Saved entries
==============================
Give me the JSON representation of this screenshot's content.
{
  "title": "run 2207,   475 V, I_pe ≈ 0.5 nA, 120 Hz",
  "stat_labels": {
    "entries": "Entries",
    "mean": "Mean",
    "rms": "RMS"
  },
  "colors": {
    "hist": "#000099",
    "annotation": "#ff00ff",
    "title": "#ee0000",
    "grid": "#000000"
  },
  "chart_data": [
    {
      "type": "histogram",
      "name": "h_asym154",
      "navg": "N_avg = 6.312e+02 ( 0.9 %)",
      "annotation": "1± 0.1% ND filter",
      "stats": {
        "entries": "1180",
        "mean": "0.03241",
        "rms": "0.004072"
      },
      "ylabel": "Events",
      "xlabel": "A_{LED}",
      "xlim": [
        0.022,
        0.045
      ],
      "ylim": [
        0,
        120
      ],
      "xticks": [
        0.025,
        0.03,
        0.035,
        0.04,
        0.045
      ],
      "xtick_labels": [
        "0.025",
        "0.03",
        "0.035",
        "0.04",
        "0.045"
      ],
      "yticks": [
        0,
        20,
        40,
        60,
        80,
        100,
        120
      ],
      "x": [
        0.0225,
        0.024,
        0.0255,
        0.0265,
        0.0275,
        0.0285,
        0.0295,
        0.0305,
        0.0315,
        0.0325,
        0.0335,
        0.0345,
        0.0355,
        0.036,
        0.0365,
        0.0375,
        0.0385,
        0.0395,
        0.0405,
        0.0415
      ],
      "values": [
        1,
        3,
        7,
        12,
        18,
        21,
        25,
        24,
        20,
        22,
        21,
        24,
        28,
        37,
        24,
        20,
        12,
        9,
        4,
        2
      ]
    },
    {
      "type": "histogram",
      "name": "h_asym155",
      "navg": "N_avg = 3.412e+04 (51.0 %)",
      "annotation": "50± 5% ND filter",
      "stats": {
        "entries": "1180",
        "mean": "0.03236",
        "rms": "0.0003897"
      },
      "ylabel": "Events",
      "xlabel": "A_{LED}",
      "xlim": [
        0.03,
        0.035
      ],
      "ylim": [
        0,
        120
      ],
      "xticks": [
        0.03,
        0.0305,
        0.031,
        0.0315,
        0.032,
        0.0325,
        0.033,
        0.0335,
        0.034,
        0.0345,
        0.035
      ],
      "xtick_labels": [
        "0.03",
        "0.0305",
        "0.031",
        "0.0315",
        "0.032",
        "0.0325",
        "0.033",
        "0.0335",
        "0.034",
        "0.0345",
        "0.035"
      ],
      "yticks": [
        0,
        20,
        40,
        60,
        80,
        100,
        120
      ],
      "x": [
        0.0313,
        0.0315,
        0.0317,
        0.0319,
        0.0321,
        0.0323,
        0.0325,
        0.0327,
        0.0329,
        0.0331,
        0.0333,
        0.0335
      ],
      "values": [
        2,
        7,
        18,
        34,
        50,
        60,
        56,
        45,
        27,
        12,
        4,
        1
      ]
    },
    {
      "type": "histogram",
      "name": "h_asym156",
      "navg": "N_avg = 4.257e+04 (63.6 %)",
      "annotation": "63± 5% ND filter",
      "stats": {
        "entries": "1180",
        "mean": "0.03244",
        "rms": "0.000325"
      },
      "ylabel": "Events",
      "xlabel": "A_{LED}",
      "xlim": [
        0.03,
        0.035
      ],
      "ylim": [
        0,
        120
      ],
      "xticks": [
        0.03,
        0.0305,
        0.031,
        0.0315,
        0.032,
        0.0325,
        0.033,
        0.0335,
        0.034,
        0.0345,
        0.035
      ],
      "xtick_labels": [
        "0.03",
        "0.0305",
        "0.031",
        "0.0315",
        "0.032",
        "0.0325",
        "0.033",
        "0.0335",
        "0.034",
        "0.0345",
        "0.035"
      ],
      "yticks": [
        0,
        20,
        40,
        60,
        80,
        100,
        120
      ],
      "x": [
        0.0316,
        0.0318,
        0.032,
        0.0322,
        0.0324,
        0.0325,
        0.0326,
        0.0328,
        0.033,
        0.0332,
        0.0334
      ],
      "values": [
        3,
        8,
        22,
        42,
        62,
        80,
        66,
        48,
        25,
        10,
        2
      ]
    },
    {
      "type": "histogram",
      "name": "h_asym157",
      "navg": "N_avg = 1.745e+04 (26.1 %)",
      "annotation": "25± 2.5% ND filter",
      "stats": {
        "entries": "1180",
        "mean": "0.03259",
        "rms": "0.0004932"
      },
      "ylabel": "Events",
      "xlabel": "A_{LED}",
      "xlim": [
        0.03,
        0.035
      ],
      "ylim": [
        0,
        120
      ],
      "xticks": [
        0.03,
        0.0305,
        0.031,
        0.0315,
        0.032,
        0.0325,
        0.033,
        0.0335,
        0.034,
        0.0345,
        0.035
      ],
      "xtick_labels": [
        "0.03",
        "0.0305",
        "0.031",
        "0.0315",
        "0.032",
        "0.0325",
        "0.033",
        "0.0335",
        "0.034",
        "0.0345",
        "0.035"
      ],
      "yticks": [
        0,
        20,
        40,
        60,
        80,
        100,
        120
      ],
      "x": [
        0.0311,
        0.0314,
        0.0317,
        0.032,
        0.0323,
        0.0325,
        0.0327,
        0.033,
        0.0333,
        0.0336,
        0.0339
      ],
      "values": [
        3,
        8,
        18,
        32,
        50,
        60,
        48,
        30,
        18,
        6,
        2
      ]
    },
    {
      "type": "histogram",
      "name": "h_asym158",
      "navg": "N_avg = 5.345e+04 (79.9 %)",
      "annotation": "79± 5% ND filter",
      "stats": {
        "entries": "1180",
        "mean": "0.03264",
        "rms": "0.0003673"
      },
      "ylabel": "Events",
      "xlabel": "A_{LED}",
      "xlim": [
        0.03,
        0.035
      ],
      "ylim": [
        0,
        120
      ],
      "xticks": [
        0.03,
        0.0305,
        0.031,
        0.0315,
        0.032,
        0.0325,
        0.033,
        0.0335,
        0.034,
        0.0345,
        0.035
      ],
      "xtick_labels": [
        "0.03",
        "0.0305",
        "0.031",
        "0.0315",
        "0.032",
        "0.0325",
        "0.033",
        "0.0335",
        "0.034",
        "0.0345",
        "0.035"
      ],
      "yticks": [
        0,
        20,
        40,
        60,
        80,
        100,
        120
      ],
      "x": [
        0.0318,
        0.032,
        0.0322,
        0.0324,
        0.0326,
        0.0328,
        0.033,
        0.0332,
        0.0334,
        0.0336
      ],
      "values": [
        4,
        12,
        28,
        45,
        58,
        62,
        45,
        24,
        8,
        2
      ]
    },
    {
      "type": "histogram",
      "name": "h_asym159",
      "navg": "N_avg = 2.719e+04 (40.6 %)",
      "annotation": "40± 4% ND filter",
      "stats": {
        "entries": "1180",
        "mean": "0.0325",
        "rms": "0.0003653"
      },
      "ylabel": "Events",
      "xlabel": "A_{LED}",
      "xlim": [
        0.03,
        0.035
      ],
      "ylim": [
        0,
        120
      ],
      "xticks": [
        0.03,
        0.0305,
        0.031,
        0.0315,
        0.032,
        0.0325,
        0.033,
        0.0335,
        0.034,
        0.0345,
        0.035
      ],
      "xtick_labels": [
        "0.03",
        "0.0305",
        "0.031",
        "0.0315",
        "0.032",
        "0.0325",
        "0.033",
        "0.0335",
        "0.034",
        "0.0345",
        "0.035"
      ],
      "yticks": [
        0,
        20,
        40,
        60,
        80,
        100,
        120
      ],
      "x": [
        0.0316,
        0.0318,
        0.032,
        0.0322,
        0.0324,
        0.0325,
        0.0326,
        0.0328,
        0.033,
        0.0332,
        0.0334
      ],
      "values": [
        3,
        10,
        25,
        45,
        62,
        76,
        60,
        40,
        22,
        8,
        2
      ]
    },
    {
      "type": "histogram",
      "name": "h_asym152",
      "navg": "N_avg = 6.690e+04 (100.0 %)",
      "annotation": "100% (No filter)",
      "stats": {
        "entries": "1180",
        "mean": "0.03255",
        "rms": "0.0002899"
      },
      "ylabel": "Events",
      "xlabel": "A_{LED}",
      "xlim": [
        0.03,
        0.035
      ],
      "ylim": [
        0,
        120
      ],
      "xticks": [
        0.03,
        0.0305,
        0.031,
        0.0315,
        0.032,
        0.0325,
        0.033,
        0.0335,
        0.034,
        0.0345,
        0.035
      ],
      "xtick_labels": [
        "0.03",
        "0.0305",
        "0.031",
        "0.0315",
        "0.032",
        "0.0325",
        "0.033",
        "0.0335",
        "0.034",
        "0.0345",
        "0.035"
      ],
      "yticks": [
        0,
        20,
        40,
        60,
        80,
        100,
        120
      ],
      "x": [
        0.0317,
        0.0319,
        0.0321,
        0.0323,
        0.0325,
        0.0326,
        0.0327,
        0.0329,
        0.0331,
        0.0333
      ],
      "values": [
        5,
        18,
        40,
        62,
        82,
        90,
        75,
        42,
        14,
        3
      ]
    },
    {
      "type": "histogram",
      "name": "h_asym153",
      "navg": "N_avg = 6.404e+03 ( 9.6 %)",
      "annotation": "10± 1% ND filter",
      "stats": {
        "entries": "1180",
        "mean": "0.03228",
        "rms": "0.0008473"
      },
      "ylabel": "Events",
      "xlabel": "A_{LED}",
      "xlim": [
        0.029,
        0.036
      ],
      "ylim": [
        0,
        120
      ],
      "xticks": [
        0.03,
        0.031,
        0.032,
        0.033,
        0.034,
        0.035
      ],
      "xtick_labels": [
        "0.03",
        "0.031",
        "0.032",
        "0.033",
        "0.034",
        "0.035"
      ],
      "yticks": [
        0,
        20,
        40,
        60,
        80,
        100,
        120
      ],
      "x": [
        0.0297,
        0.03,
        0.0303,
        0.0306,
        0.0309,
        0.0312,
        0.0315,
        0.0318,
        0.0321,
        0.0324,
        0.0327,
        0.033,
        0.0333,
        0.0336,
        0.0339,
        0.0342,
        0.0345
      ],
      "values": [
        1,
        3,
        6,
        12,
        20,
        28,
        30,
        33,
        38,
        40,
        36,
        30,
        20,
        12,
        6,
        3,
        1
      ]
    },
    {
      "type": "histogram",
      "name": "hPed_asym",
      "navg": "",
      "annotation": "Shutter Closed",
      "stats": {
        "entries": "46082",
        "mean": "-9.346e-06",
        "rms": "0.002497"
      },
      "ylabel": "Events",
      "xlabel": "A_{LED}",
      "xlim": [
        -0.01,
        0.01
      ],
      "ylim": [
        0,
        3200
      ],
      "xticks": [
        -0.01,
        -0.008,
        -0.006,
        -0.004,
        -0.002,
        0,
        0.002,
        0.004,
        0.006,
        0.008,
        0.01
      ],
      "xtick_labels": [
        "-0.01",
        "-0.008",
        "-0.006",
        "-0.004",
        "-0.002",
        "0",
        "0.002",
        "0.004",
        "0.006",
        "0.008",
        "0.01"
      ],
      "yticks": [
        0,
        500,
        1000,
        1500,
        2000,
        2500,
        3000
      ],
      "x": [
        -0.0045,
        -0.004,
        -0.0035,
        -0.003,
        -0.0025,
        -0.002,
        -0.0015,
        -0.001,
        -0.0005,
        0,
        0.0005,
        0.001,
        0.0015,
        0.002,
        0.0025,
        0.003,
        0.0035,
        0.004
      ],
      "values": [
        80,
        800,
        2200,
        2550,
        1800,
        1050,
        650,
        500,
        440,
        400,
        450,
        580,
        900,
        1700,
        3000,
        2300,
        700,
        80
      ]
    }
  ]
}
==============================
■ **WORK TO DO**: Copy down every line of the entries containing the word "navg".

■ **RESULT**:
      "navg": "N_avg = 6.312e+02 ( 0.9 %)",
      "navg": "N_avg = 3.412e+04 (51.0 %)",
      "navg": "N_avg = 4.257e+04 (63.6 %)",
      "navg": "N_avg = 1.745e+04 (26.1 %)",
      "navg": "N_avg = 5.345e+04 (79.9 %)",
      "navg": "N_avg = 2.719e+04 (40.6 %)",
      "navg": "N_avg = 6.690e+04 (100.0 %)",
      "navg": "N_avg = 6.404e+03 ( 9.6 %)",
      "navg": "",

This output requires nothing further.